__Listed entries__:
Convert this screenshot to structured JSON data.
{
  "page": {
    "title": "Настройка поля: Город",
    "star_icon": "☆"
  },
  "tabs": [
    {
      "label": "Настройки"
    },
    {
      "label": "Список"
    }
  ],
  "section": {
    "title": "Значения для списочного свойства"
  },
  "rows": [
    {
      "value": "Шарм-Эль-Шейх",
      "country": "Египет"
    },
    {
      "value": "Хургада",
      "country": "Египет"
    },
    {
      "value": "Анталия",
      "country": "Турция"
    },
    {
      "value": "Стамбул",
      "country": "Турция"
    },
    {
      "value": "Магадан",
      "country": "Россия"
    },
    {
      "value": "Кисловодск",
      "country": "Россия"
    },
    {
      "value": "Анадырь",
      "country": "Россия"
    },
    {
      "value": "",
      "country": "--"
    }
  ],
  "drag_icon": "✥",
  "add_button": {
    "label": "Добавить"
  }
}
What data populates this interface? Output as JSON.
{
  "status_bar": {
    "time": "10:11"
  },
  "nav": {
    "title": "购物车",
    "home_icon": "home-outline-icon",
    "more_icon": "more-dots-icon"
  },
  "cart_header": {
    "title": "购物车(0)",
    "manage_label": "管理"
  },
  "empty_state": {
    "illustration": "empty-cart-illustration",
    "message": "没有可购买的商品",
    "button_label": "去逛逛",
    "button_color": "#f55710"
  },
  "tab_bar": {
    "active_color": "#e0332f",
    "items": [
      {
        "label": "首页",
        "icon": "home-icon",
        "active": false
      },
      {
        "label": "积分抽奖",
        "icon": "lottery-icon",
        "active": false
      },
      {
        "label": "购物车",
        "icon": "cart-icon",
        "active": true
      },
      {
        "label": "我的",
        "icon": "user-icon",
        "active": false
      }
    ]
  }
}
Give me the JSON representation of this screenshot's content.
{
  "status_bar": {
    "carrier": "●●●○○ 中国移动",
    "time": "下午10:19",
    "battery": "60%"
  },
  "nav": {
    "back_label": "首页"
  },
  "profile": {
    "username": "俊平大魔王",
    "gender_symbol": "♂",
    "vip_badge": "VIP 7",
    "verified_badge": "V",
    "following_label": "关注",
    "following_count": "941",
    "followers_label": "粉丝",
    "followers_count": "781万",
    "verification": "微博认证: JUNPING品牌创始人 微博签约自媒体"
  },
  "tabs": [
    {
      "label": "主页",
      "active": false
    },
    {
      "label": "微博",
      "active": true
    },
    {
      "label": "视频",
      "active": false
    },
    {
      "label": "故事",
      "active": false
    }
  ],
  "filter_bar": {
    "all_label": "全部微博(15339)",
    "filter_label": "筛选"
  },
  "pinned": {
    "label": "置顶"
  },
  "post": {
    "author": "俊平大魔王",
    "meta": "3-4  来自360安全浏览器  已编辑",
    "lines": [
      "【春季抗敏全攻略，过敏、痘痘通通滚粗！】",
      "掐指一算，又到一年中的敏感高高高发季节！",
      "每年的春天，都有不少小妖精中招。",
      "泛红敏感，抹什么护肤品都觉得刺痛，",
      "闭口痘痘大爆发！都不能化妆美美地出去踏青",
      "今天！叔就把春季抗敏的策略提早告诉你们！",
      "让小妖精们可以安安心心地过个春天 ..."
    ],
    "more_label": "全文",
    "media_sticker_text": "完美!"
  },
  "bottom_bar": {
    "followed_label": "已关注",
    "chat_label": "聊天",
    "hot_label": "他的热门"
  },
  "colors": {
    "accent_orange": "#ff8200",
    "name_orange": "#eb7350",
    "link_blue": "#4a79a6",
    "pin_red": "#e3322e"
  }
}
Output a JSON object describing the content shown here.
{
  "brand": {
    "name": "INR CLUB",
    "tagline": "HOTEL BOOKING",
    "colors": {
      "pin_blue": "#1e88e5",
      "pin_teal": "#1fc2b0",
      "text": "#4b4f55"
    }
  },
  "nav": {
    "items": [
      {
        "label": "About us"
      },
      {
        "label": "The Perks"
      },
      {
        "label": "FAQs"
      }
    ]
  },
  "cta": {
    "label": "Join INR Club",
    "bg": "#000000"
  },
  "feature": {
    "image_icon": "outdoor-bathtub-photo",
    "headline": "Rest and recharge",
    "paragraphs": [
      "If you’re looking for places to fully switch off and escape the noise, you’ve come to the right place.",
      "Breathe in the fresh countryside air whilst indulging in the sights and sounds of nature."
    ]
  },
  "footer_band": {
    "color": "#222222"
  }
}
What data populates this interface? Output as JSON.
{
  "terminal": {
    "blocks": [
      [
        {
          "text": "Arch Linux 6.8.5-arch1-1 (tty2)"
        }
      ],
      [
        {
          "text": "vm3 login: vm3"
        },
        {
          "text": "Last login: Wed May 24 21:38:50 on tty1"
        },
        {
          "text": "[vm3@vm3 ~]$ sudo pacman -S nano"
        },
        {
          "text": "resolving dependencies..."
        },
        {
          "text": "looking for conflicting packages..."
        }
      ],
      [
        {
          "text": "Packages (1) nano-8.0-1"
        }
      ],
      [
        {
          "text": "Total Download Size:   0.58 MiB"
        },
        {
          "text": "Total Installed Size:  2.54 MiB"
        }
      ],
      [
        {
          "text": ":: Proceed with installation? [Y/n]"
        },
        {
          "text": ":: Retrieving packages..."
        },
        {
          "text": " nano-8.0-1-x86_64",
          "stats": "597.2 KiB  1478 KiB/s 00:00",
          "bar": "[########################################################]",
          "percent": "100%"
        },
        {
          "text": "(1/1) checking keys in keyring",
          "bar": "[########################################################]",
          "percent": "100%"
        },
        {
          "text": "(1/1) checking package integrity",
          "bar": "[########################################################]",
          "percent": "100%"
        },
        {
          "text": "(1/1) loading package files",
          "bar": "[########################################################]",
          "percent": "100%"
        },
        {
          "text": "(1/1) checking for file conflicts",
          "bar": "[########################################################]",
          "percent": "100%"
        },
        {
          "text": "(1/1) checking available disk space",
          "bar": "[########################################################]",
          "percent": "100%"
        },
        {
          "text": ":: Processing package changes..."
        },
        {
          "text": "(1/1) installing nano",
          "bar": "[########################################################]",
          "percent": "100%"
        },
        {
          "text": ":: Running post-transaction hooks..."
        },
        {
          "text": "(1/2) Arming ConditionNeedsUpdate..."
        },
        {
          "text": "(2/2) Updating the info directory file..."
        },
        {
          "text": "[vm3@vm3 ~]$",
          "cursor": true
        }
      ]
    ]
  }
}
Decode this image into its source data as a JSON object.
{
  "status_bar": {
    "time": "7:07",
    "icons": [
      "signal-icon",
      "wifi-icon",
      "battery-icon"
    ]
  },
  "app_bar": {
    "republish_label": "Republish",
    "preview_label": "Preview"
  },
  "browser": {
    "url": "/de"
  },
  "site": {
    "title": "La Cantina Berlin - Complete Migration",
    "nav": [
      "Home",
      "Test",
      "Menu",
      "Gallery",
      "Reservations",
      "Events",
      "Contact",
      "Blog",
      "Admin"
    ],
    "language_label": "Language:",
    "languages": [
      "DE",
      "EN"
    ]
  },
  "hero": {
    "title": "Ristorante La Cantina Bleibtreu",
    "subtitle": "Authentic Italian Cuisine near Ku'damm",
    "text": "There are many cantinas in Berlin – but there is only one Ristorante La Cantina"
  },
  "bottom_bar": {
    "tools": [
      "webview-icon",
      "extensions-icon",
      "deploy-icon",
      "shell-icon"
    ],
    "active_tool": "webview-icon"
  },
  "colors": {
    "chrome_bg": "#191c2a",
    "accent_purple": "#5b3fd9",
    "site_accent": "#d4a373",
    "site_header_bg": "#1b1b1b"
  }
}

__Your objective__: Check each line in the records for the word "data" and say how many have it, with nothing else.

__The completed task__: 4